#### [YOUR INSTRUCTIONS]
Where the word "également" occurs in a line, return that line.

#### [RECORD EXCERPTS]
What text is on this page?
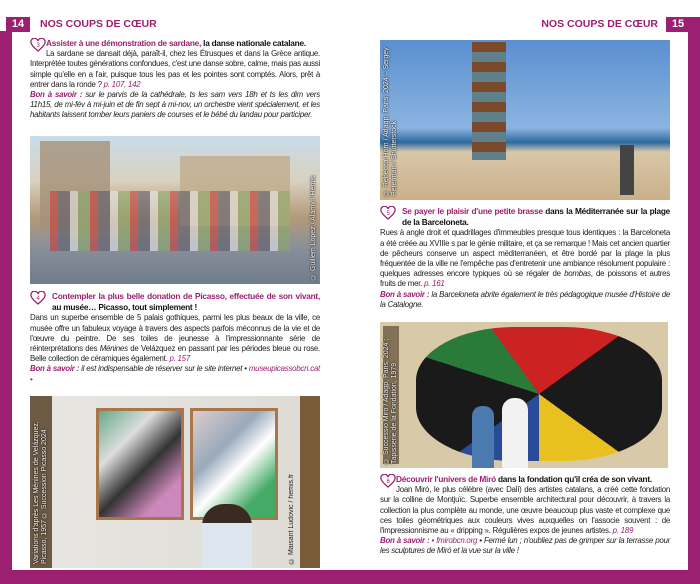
14	NOS COUPS DE CŒUR	NOS COUPS DE CŒUR	15
3 Assister à une démonstration de sardane, la danse nationale catalane.
La sardane se dansait déjà, paraît-il, chez les Étrusques et dans la Grèce antique. Interprétée toutes générations confondues, c'est une danse sobre, calme, mais pas aussi simple qu'elle en a l'air, puisque tous les pas et les pointes sont comptés. Alors, prêt à entrer dans la ronde ? p. 107, 142
Bon à savoir : sur le parvis de la cathédrale, ts les sam vers 18h et ts les dim vers 11h15, de mi-fév à mi-juin et de fin sept à mi-nov, un orchestre vient spécialement, et les habitants laissent tomber leurs paniers de courses et le bébé du landau pour participer.
© Guillem Lopez / Alamy / Hemis
4	Contempler la plus belle donation de Picasso, effectuée de son vivant, au musée… Picasso, tout simplement !
Dans un superbe ensemble de 5 palais gothiques, parmi les plus beaux de la ville, ce musée offre un fabuleux voyage à travers des aspects parfois méconnus de la vie et de l'œuvre du peintre. De ses toiles de jeunesse à l'impressionnante série de réinterprétations des Ménines de Velázquez en passant par les périodes bleue ou rose. Belle collection de céramiques également. p. 157
Bon à savoir : il est indispensable de réserver sur le site internet • museupicassobcn.cat •
Variations d'après Les Ménines de Velázquez, Picasso, 1957 © Succession Picasso 2024	© Maisant Ludovic / hemis.fr
© Rebecca Horn / Adagp, Paris, 2024 – Sergey Peterman / Shutterstock
5	Se payer le plaisir d'une petite brasse dans la Méditerranée sur la plage de la Barceloneta.
Rues à angle droit et quadrillages d'immeubles presque tous identiques : la Barceloneta a été créée au XVIIIe s par le génie militaire, et ça se remarque ! Mais cet ancien quartier de pêcheurs conserve un aspect méditerranéen, et être bordé par la plage la plus fréquentée de la ville ne l'empêche pas d'entretenir une ambiance résolument populaire : quelques adresses encore typiques où se régaler de bombas, de poissons et autres fruits de mer. p. 161
Bon à savoir : la Barceloneta abrite également le très pédagogique musée d'Histoire de la Catalogne.
© Successió Miró / Adagp, Paris, 2024 ; Tapisserie de la Fondation, 1979
6 Découvrir l'univers de Miró dans la fondation qu'il créa de son vivant.
Joan Miró, le plus célèbre (avec Dalí) des artistes catalans, a créé cette fondation sur la colline de Montjuïc. Superbe ensemble architectural pour découvrir, à travers la collection la plus complète au monde, une œuvre beaucoup plus vaste et complexe que ces toiles géométriques aux couleurs vives auxquelles on l'associe souvent : de l'impressionnisme au « dripping ». Régulières expos de jeunes artistes. p. 189
Bon à savoir : • fmirobcn.org • Fermé lun ; n'oubliez pas de grimper sur la terrasse pour les sculptures de Miró et la vue sur la ville !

#### [THE SOLUTION]
Dans un superbe ensemble de 5 palais gothiques, parmi les plus beaux de la ville, ce musée offre un fabuleux voyage à travers des aspects parfois méconnus de la vie et de l'œuvre du peintre. De ses toiles de jeunesse à l'impressionnante série de réinterprétations des Ménines de Velázquez en passant par les périodes bleue ou rose. Belle collection de céramiques également. p. 157
Bon à savoir : la Barceloneta abrite également le très pédagogique musée d'Histoire de la Catalogne.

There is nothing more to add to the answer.